§ **Exercise brief**: Transcribe the whole listing below without changing a word, but leave out every image.
━━━━━ Provided data ━━━━━
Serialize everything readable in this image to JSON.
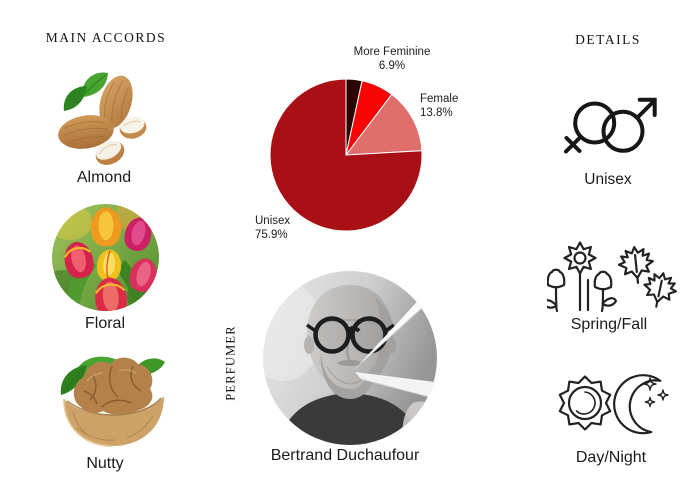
{
  "accords": {
    "title": "MAIN ACCORDS",
    "items": [
      {
        "label": "Almond",
        "image": "almonds-photo"
      },
      {
        "label": "Floral",
        "image": "tulips-photo"
      },
      {
        "label": "Nutty",
        "image": "walnut-photo"
      }
    ]
  },
  "chart_data": {
    "type": "pie",
    "unit": "%",
    "slices": [
      {
        "label": "",
        "value": 3.4,
        "pct_label": "",
        "color": "#2e0506"
      },
      {
        "label": "More Feminine",
        "value": 6.9,
        "pct_label": "6.9%",
        "color": "#f70505"
      },
      {
        "label": "Female",
        "value": 13.8,
        "pct_label": "13.8%",
        "color": "#e06e6d"
      },
      {
        "label": "Unisex",
        "value": 75.9,
        "pct_label": "75.9%",
        "color": "#a91015"
      }
    ],
    "start_angle_deg": 0,
    "direction": "clockwise",
    "stroke": "#ffffff",
    "legend": "outside-labels"
  },
  "perfumer": {
    "section_label": "PERFUMER",
    "name": "Bertrand Duchaufour",
    "photo": "black-and-white-portrait-with-scent-strips"
  },
  "details": {
    "title": "DETAILS",
    "items": [
      {
        "label": "Unisex",
        "icon": "gender-unisex-icon"
      },
      {
        "label": "Spring/Fall",
        "icon": "flower-maple-leaves-icon"
      },
      {
        "label": "Day/Night",
        "icon": "sun-moon-icon"
      }
    ]
  },
  "colors": {
    "background": "#ffffff",
    "text": "#1c1c1c"
  }
}
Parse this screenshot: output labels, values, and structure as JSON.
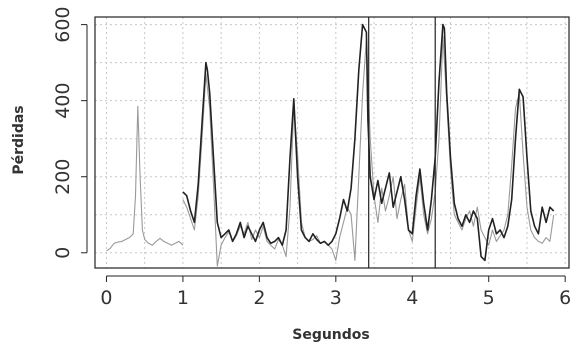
{
  "chart_data": {
    "type": "line",
    "title": "",
    "xlabel": "Segundos",
    "ylabel": "Pérdidas",
    "xlim": [
      -0.15,
      6.05
    ],
    "ylim": [
      -40,
      620
    ],
    "xticks": [
      0,
      1,
      2,
      3,
      4,
      5,
      6
    ],
    "yticks": [
      0,
      200,
      400,
      600
    ],
    "grid": true,
    "grid_style": "dotted",
    "vlines": [
      3.43,
      4.3
    ],
    "colors": {
      "series_light": "#9a9a9a",
      "series_dark": "#222222",
      "grid": "#c8c8c8",
      "axis": "#222222"
    },
    "series": [
      {
        "color": "#9a9a9a",
        "x": [
          0.0,
          0.05,
          0.1,
          0.15,
          0.2,
          0.25,
          0.3,
          0.35,
          0.38,
          0.41,
          0.44,
          0.47,
          0.5,
          0.55,
          0.6,
          0.65,
          0.7,
          0.75,
          0.8,
          0.85,
          0.9,
          0.95,
          1.0
        ],
        "values": [
          5,
          12,
          25,
          28,
          30,
          35,
          40,
          50,
          150,
          385,
          200,
          60,
          35,
          25,
          20,
          30,
          38,
          30,
          25,
          20,
          25,
          30,
          20
        ]
      },
      {
        "color": "#9a9a9a",
        "x": [
          1.0,
          1.05,
          1.1,
          1.15,
          1.2,
          1.25,
          1.3,
          1.35,
          1.4,
          1.45,
          1.5,
          1.55,
          1.6,
          1.65,
          1.7,
          1.75,
          1.8,
          1.85,
          1.9,
          1.95,
          2.0,
          2.05,
          2.1,
          2.15,
          2.2,
          2.25,
          2.3,
          2.35,
          2.4,
          2.45,
          2.5,
          2.55,
          2.6,
          2.65,
          2.7,
          2.75,
          2.8,
          2.85,
          2.9,
          2.95,
          3.0,
          3.05,
          3.1,
          3.15,
          3.2,
          3.25,
          3.3,
          3.35,
          3.4,
          3.45,
          3.5,
          3.55,
          3.6,
          3.65,
          3.7,
          3.75,
          3.8,
          3.85,
          3.9,
          3.95,
          4.0,
          4.05,
          4.1,
          4.15,
          4.2,
          4.25,
          4.3,
          4.35,
          4.4,
          4.45,
          4.5,
          4.55,
          4.6,
          4.65,
          4.7,
          4.75,
          4.8,
          4.85,
          4.9,
          4.95,
          5.0,
          5.05,
          5.1,
          5.15,
          5.2,
          5.25,
          5.3,
          5.35,
          5.4,
          5.45,
          5.5,
          5.55,
          5.6,
          5.65,
          5.7,
          5.75,
          5.8,
          5.85
        ],
        "values": [
          140,
          120,
          90,
          60,
          150,
          300,
          470,
          380,
          180,
          -35,
          20,
          40,
          55,
          30,
          45,
          70,
          50,
          80,
          35,
          60,
          40,
          70,
          30,
          20,
          10,
          35,
          20,
          -10,
          120,
          390,
          260,
          80,
          40,
          30,
          35,
          45,
          25,
          30,
          20,
          10,
          -20,
          40,
          80,
          120,
          100,
          -20,
          200,
          420,
          560,
          300,
          150,
          80,
          170,
          110,
          150,
          200,
          90,
          140,
          180,
          60,
          30,
          120,
          200,
          100,
          50,
          90,
          160,
          300,
          570,
          400,
          220,
          100,
          80,
          60,
          90,
          110,
          70,
          120,
          60,
          40,
          20,
          60,
          30,
          45,
          60,
          100,
          230,
          380,
          420,
          260,
          120,
          60,
          40,
          30,
          25,
          40,
          30,
          100
        ]
      },
      {
        "color": "#222222",
        "x": [
          1.0,
          1.05,
          1.1,
          1.15,
          1.2,
          1.25,
          1.3,
          1.32,
          1.35,
          1.4,
          1.45,
          1.5,
          1.55,
          1.6,
          1.65,
          1.7,
          1.75,
          1.8,
          1.85,
          1.9,
          1.95,
          2.0,
          2.05,
          2.1,
          2.15,
          2.2,
          2.25,
          2.3,
          2.35,
          2.4,
          2.45,
          2.5,
          2.55,
          2.6,
          2.65,
          2.7,
          2.75,
          2.8,
          2.85,
          2.9,
          2.95,
          3.0,
          3.05,
          3.1,
          3.15,
          3.2,
          3.25,
          3.3,
          3.35,
          3.4,
          3.42,
          3.45,
          3.5,
          3.55,
          3.6,
          3.65,
          3.7,
          3.75,
          3.8,
          3.85,
          3.9,
          3.95,
          4.0,
          4.05,
          4.1,
          4.15,
          4.2,
          4.25,
          4.3,
          4.35,
          4.4,
          4.42,
          4.45,
          4.5,
          4.55,
          4.6,
          4.65,
          4.7,
          4.75,
          4.8,
          4.85,
          4.9,
          4.95,
          5.0,
          5.05,
          5.1,
          5.15,
          5.2,
          5.25,
          5.3,
          5.35,
          5.4,
          5.45,
          5.5,
          5.55,
          5.6,
          5.65,
          5.7,
          5.75,
          5.8,
          5.85
        ],
        "values": [
          160,
          150,
          110,
          80,
          180,
          340,
          500,
          480,
          420,
          250,
          80,
          40,
          50,
          60,
          30,
          50,
          80,
          40,
          70,
          50,
          30,
          60,
          80,
          40,
          25,
          30,
          40,
          20,
          60,
          250,
          405,
          200,
          60,
          40,
          30,
          50,
          35,
          25,
          30,
          20,
          30,
          50,
          90,
          140,
          110,
          170,
          300,
          480,
          600,
          580,
          350,
          200,
          140,
          190,
          130,
          170,
          210,
          120,
          160,
          200,
          140,
          60,
          50,
          150,
          220,
          130,
          60,
          140,
          250,
          450,
          600,
          590,
          420,
          250,
          130,
          90,
          70,
          100,
          80,
          110,
          90,
          -10,
          -20,
          60,
          90,
          50,
          60,
          40,
          70,
          140,
          300,
          430,
          410,
          250,
          110,
          70,
          50,
          120,
          80,
          120,
          110
        ]
      }
    ]
  }
}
━━━━━
§ **Correct output**:
Serialize everything readable in this image to JSON.
{
  "accords": {
    "title": "MAIN ACCORDS",
    "items": [
      {
        "label": "Almond",
        "image": "almonds-photo"
      },
      {
        "label": "Floral",
        "image": "tulips-photo"
      },
      {
        "label": "Nutty",
        "image": "walnut-photo"
      }
    ]
  },
  "chart_data": {
    "type": "pie",
    "unit": "%",
    "slices": [
      {
        "label": "",
        "value": 3.4,
        "pct_label": "",
        "color": "#2e0506"
      },
      {
        "label": "More Feminine",
        "value": 6.9,
        "pct_label": "6.9%",
        "color": "#f70505"
      },
      {
        "label": "Female",
        "value": 13.8,
        "pct_label": "13.8%",
        "color": "#e06e6d"
      },
      {
        "label": "Unisex",
        "value": 75.9,
        "pct_label": "75.9%",
        "color": "#a91015"
      }
    ],
    "start_angle_deg": 0,
    "direction": "clockwise",
    "stroke": "#ffffff",
    "legend": "outside-labels"
  },
  "perfumer": {
    "section_label": "PERFUMER",
    "name": "Bertrand Duchaufour",
    "photo": "black-and-white-portrait-with-scent-strips"
  },
  "details": {
    "title": "DETAILS",
    "items": [
      {
        "label": "Unisex",
        "icon": "gender-unisex-icon"
      },
      {
        "label": "Spring/Fall",
        "icon": "flower-maple-leaves-icon"
      },
      {
        "label": "Day/Night",
        "icon": "sun-moon-icon"
      }
    ]
  },
  "colors": {
    "background": "#ffffff",
    "text": "#1c1c1c"
  }
}
Parse this screenshot: output labels, values, and structure as JSON.
{
  "chart_data": {
    "type": "line",
    "title": "",
    "xlabel": "Segundos",
    "ylabel": "Pérdidas",
    "xlim": [
      -0.15,
      6.05
    ],
    "ylim": [
      -40,
      620
    ],
    "xticks": [
      0,
      1,
      2,
      3,
      4,
      5,
      6
    ],
    "yticks": [
      0,
      200,
      400,
      600
    ],
    "grid": true,
    "grid_style": "dotted",
    "vlines": [
      3.43,
      4.3
    ],
    "colors": {
      "series_light": "#9a9a9a",
      "series_dark": "#222222",
      "grid": "#c8c8c8",
      "axis": "#222222"
    },
    "series": [
      {
        "color": "#9a9a9a",
        "x": [
          0.0,
          0.05,
          0.1,
          0.15,
          0.2,
          0.25,
          0.3,
          0.35,
          0.38,
          0.41,
          0.44,
          0.47,
          0.5,
          0.55,
          0.6,
          0.65,
          0.7,
          0.75,
          0.8,
          0.85,
          0.9,
          0.95,
          1.0
        ],
        "values": [
          5,
          12,
          25,
          28,
          30,
          35,
          40,
          50,
          150,
          385,
          200,
          60,
          35,
          25,
          20,
          30,
          38,
          30,
          25,
          20,
          25,
          30,
          20
        ]
      },
      {
        "color": "#9a9a9a",
        "x": [
          1.0,
          1.05,
          1.1,
          1.15,
          1.2,
          1.25,
          1.3,
          1.35,
          1.4,
          1.45,
          1.5,
          1.55,
          1.6,
          1.65,
          1.7,
          1.75,
          1.8,
          1.85,
          1.9,
          1.95,
          2.0,
          2.05,
          2.1,
          2.15,
          2.2,
          2.25,
          2.3,
          2.35,
          2.4,
          2.45,
          2.5,
          2.55,
          2.6,
          2.65,
          2.7,
          2.75,
          2.8,
          2.85,
          2.9,
          2.95,
          3.0,
          3.05,
          3.1,
          3.15,
          3.2,
          3.25,
          3.3,
          3.35,
          3.4,
          3.45,
          3.5,
          3.55,
          3.6,
          3.65,
          3.7,
          3.75,
          3.8,
          3.85,
          3.9,
          3.95,
          4.0,
          4.05,
          4.1,
          4.15,
          4.2,
          4.25,
          4.3,
          4.35,
          4.4,
          4.45,
          4.5,
          4.55,
          4.6,
          4.65,
          4.7,
          4.75,
          4.8,
          4.85,
          4.9,
          4.95,
          5.0,
          5.05,
          5.1,
          5.15,
          5.2,
          5.25,
          5.3,
          5.35,
          5.4,
          5.45,
          5.5,
          5.55,
          5.6,
          5.65,
          5.7,
          5.75,
          5.8,
          5.85
        ],
        "values": [
          140,
          120,
          90,
          60,
          150,
          300,
          470,
          380,
          180,
          -35,
          20,
          40,
          55,
          30,
          45,
          70,
          50,
          80,
          35,
          60,
          40,
          70,
          30,
          20,
          10,
          35,
          20,
          -10,
          120,
          390,
          260,
          80,
          40,
          30,
          35,
          45,
          25,
          30,
          20,
          10,
          -20,
          40,
          80,
          120,
          100,
          -20,
          200,
          420,
          560,
          300,
          150,
          80,
          170,
          110,
          150,
          200,
          90,
          140,
          180,
          60,
          30,
          120,
          200,
          100,
          50,
          90,
          160,
          300,
          570,
          400,
          220,
          100,
          80,
          60,
          90,
          110,
          70,
          120,
          60,
          40,
          20,
          60,
          30,
          45,
          60,
          100,
          230,
          380,
          420,
          260,
          120,
          60,
          40,
          30,
          25,
          40,
          30,
          100
        ]
      },
      {
        "color": "#222222",
        "x": [
          1.0,
          1.05,
          1.1,
          1.15,
          1.2,
          1.25,
          1.3,
          1.32,
          1.35,
          1.4,
          1.45,
          1.5,
          1.55,
          1.6,
          1.65,
          1.7,
          1.75,
          1.8,
          1.85,
          1.9,
          1.95,
          2.0,
          2.05,
          2.1,
          2.15,
          2.2,
          2.25,
          2.3,
          2.35,
          2.4,
          2.45,
          2.5,
          2.55,
          2.6,
          2.65,
          2.7,
          2.75,
          2.8,
          2.85,
          2.9,
          2.95,
          3.0,
          3.05,
          3.1,
          3.15,
          3.2,
          3.25,
          3.3,
          3.35,
          3.4,
          3.42,
          3.45,
          3.5,
          3.55,
          3.6,
          3.65,
          3.7,
          3.75,
          3.8,
          3.85,
          3.9,
          3.95,
          4.0,
          4.05,
          4.1,
          4.15,
          4.2,
          4.25,
          4.3,
          4.35,
          4.4,
          4.42,
          4.45,
          4.5,
          4.55,
          4.6,
          4.65,
          4.7,
          4.75,
          4.8,
          4.85,
          4.9,
          4.95,
          5.0,
          5.05,
          5.1,
          5.15,
          5.2,
          5.25,
          5.3,
          5.35,
          5.4,
          5.45,
          5.5,
          5.55,
          5.6,
          5.65,
          5.7,
          5.75,
          5.8,
          5.85
        ],
        "values": [
          160,
          150,
          110,
          80,
          180,
          340,
          500,
          480,
          420,
          250,
          80,
          40,
          50,
          60,
          30,
          50,
          80,
          40,
          70,
          50,
          30,
          60,
          80,
          40,
          25,
          30,
          40,
          20,
          60,
          250,
          405,
          200,
          60,
          40,
          30,
          50,
          35,
          25,
          30,
          20,
          30,
          50,
          90,
          140,
          110,
          170,
          300,
          480,
          600,
          580,
          350,
          200,
          140,
          190,
          130,
          170,
          210,
          120,
          160,
          200,
          140,
          60,
          50,
          150,
          220,
          130,
          60,
          140,
          250,
          450,
          600,
          590,
          420,
          250,
          130,
          90,
          70,
          100,
          80,
          110,
          90,
          -10,
          -20,
          60,
          90,
          50,
          60,
          40,
          70,
          140,
          300,
          430,
          410,
          250,
          110,
          70,
          50,
          120,
          80,
          120,
          110
        ]
      }
    ]
  }
}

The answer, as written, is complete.